Objective
Here are some records; return them all exactly.

□ □ □

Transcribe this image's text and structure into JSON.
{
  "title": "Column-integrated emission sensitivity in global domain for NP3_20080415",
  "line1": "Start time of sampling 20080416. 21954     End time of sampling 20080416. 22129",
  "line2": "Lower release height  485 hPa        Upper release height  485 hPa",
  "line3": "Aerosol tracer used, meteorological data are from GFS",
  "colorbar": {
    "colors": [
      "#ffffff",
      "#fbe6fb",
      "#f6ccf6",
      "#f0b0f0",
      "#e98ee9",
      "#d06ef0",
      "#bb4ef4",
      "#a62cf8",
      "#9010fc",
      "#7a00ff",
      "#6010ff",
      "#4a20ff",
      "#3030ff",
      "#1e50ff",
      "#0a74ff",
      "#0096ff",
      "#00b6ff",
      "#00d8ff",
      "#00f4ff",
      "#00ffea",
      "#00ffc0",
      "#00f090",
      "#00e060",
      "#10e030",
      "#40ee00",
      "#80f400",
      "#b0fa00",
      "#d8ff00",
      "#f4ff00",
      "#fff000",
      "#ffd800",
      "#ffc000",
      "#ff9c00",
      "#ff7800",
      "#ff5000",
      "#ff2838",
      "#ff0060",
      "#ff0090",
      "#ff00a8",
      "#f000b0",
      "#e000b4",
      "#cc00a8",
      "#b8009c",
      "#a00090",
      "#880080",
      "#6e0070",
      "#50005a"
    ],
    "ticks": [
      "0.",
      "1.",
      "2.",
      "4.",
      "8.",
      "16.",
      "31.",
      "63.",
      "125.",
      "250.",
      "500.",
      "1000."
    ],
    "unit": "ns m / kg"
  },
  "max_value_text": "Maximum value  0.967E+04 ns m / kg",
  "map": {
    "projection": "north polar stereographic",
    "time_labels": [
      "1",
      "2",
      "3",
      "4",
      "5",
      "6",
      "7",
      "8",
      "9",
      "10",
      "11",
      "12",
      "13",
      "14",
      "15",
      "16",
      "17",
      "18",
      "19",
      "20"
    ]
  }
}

□ □ □

Response to the exercise
Transcribe this image's text and structure into JSON.
{
  "title": "Column-integrated emission sensitivity in global domain for NP3_20080415",
  "line1": "Start time of sampling 20080416. 21954     End time of sampling 20080416. 22129",
  "line2": "Lower release height  485 hPa        Upper release height  485 hPa",
  "line3": "Aerosol tracer used, meteorological data are from GFS",
  "colorbar": {
    "colors": [
      "#ffffff",
      "#fbe6fb",
      "#f6ccf6",
      "#f0b0f0",
      "#e98ee9",
      "#d06ef0",
      "#bb4ef4",
      "#a62cf8",
      "#9010fc",
      "#7a00ff",
      "#6010ff",
      "#4a20ff",
      "#3030ff",
      "#1e50ff",
      "#0a74ff",
      "#0096ff",
      "#00b6ff",
      "#00d8ff",
      "#00f4ff",
      "#00ffea",
      "#00ffc0",
      "#00f090",
      "#00e060",
      "#10e030",
      "#40ee00",
      "#80f400",
      "#b0fa00",
      "#d8ff00",
      "#f4ff00",
      "#fff000",
      "#ffd800",
      "#ffc000",
      "#ff9c00",
      "#ff7800",
      "#ff5000",
      "#ff2838",
      "#ff0060",
      "#ff0090",
      "#ff00a8",
      "#f000b0",
      "#e000b4",
      "#cc00a8",
      "#b8009c",
      "#a00090",
      "#880080",
      "#6e0070",
      "#50005a"
    ],
    "ticks": [
      "0.",
      "1.",
      "2.",
      "4.",
      "8.",
      "16.",
      "31.",
      "63.",
      "125.",
      "250.",
      "500.",
      "1000."
    ],
    "unit": "ns m / kg"
  },
  "max_value_text": "Maximum value  0.967E+04 ns m / kg",
  "map": {
    "projection": "north polar stereographic",
    "time_labels": [
      "1",
      "2",
      "3",
      "4",
      "5",
      "6",
      "7",
      "8",
      "9",
      "10",
      "11",
      "12",
      "13",
      "14",
      "15",
      "16",
      "17",
      "18",
      "19",
      "20"
    ]
  }
}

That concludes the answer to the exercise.